Recorded data
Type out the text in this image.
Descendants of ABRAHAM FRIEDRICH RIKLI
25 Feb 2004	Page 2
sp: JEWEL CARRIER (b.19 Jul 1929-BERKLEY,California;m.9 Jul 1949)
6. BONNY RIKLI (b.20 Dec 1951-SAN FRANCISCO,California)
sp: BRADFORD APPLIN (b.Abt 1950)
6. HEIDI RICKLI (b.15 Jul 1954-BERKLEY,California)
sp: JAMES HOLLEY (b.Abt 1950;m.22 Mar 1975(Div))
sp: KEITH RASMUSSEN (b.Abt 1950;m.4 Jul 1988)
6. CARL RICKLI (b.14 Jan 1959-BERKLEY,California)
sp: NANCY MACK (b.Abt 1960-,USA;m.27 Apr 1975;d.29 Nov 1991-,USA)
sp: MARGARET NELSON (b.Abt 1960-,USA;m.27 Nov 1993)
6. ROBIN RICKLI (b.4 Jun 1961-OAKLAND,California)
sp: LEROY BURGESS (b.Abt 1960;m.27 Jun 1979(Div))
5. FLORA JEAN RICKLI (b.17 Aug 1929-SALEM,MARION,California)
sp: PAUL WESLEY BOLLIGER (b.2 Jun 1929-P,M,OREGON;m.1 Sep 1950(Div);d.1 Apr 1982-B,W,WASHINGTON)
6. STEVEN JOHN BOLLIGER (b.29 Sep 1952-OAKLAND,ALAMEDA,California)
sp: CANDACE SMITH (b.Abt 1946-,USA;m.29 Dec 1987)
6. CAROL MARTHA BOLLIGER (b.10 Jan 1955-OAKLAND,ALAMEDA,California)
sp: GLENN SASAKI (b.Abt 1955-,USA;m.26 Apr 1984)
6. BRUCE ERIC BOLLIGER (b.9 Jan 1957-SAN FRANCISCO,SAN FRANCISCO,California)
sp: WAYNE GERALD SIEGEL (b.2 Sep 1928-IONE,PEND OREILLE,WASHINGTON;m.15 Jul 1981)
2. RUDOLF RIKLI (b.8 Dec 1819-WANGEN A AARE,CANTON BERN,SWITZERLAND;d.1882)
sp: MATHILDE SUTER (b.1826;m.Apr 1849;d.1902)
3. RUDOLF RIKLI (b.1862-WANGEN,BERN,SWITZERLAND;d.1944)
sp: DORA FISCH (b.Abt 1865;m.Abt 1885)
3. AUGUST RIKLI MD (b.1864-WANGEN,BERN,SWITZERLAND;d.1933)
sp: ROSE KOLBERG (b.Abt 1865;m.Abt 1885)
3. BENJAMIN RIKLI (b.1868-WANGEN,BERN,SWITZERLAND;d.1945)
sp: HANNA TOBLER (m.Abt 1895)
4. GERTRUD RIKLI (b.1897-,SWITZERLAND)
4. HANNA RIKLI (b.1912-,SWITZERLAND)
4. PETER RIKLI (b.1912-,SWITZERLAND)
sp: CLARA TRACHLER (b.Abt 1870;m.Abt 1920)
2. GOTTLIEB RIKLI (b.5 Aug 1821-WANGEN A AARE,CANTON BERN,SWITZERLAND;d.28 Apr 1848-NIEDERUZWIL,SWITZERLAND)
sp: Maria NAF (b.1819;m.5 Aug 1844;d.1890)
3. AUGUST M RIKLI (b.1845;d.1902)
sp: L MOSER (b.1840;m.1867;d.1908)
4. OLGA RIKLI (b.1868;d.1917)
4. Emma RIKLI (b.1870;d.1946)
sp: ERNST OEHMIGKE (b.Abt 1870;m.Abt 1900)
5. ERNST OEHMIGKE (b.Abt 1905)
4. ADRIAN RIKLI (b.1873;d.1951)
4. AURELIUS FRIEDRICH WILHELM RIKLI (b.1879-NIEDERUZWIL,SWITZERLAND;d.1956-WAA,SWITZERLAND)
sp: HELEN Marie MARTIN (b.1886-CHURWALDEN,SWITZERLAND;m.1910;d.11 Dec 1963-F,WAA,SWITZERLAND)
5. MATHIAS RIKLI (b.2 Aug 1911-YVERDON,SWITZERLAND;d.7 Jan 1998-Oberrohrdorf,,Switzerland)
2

**Directive:** Each entry above is to be printed again exactly.

**Finished task:**
Type out the text in this image.
Descendants of ABRAHAM FRIEDRICH RIKLI
25 Feb 2004	Page 2
sp: JEWEL CARRIER (b.19 Jul 1929-BERKLEY,California;m.9 Jul 1949)
6. BONNY RIKLI (b.20 Dec 1951-SAN FRANCISCO,California)
sp: BRADFORD APPLIN (b.Abt 1950)
6. HEIDI RICKLI (b.15 Jul 1954-BERKLEY,California)
sp: JAMES HOLLEY (b.Abt 1950;m.22 Mar 1975(Div))
sp: KEITH RASMUSSEN (b.Abt 1950;m.4 Jul 1988)
6. CARL RICKLI (b.14 Jan 1959-BERKLEY,California)
sp: NANCY MACK (b.Abt 1960-,USA;m.27 Apr 1975;d.29 Nov 1991-,USA)
sp: MARGARET NELSON (b.Abt 1960-,USA;m.27 Nov 1993)
6. ROBIN RICKLI (b.4 Jun 1961-OAKLAND,California)
sp: LEROY BURGESS (b.Abt 1960;m.27 Jun 1979(Div))
5. FLORA JEAN RICKLI (b.17 Aug 1929-SALEM,MARION,California)
sp: PAUL WESLEY BOLLIGER (b.2 Jun 1929-P,M,OREGON;m.1 Sep 1950(Div);d.1 Apr 1982-B,W,WASHINGTON)
6. STEVEN JOHN BOLLIGER (b.29 Sep 1952-OAKLAND,ALAMEDA,California)
sp: CANDACE SMITH (b.Abt 1946-,USA;m.29 Dec 1987)
6. CAROL MARTHA BOLLIGER (b.10 Jan 1955-OAKLAND,ALAMEDA,California)
sp: GLENN SASAKI (b.Abt 1955-,USA;m.26 Apr 1984)
6. BRUCE ERIC BOLLIGER (b.9 Jan 1957-SAN FRANCISCO,SAN FRANCISCO,California)
sp: WAYNE GERALD SIEGEL (b.2 Sep 1928-IONE,PEND OREILLE,WASHINGTON;m.15 Jul 1981)
2. RUDOLF RIKLI (b.8 Dec 1819-WANGEN A AARE,CANTON BERN,SWITZERLAND;d.1882)
sp: MATHILDE SUTER (b.1826;m.Apr 1849;d.1902)
3. RUDOLF RIKLI (b.1862-WANGEN,BERN,SWITZERLAND;d.1944)
sp: DORA FISCH (b.Abt 1865;m.Abt 1885)
3. AUGUST RIKLI MD (b.1864-WANGEN,BERN,SWITZERLAND;d.1933)
sp: ROSE KOLBERG (b.Abt 1865;m.Abt 1885)
3. BENJAMIN RIKLI (b.1868-WANGEN,BERN,SWITZERLAND;d.1945)
sp: HANNA TOBLER (m.Abt 1895)
4. GERTRUD RIKLI (b.1897-,SWITZERLAND)
4. HANNA RIKLI (b.1912-,SWITZERLAND)
4. PETER RIKLI (b.1912-,SWITZERLAND)
sp: CLARA TRACHLER (b.Abt 1870;m.Abt 1920)
2. GOTTLIEB RIKLI (b.5 Aug 1821-WANGEN A AARE,CANTON BERN,SWITZERLAND;d.28 Apr 1848-NIEDERUZWIL,SWITZERLAND)
sp: Maria NAF (b.1819;m.5 Aug 1844;d.1890)
3. AUGUST M RIKLI (b.1845;d.1902)
sp: L MOSER (b.1840;m.1867;d.1908)
4. OLGA RIKLI (b.1868;d.1917)
4. Emma RIKLI (b.1870;d.1946)
sp: ERNST OEHMIGKE (b.Abt 1870;m.Abt 1900)
5. ERNST OEHMIGKE (b.Abt 1905)
4. ADRIAN RIKLI (b.1873;d.1951)
4. AURELIUS FRIEDRICH WILHELM RIKLI (b.1879-NIEDERUZWIL,SWITZERLAND;d.1956-WAA,SWITZERLAND)
sp: HELEN Marie MARTIN (b.1886-CHURWALDEN,SWITZERLAND;m.1910;d.11 Dec 1963-F,WAA,SWITZERLAND)
5. MATHIAS RIKLI (b.2 Aug 1911-YVERDON,SWITZERLAND;d.7 Jan 1998-Oberrohrdorf,,Switzerland)
2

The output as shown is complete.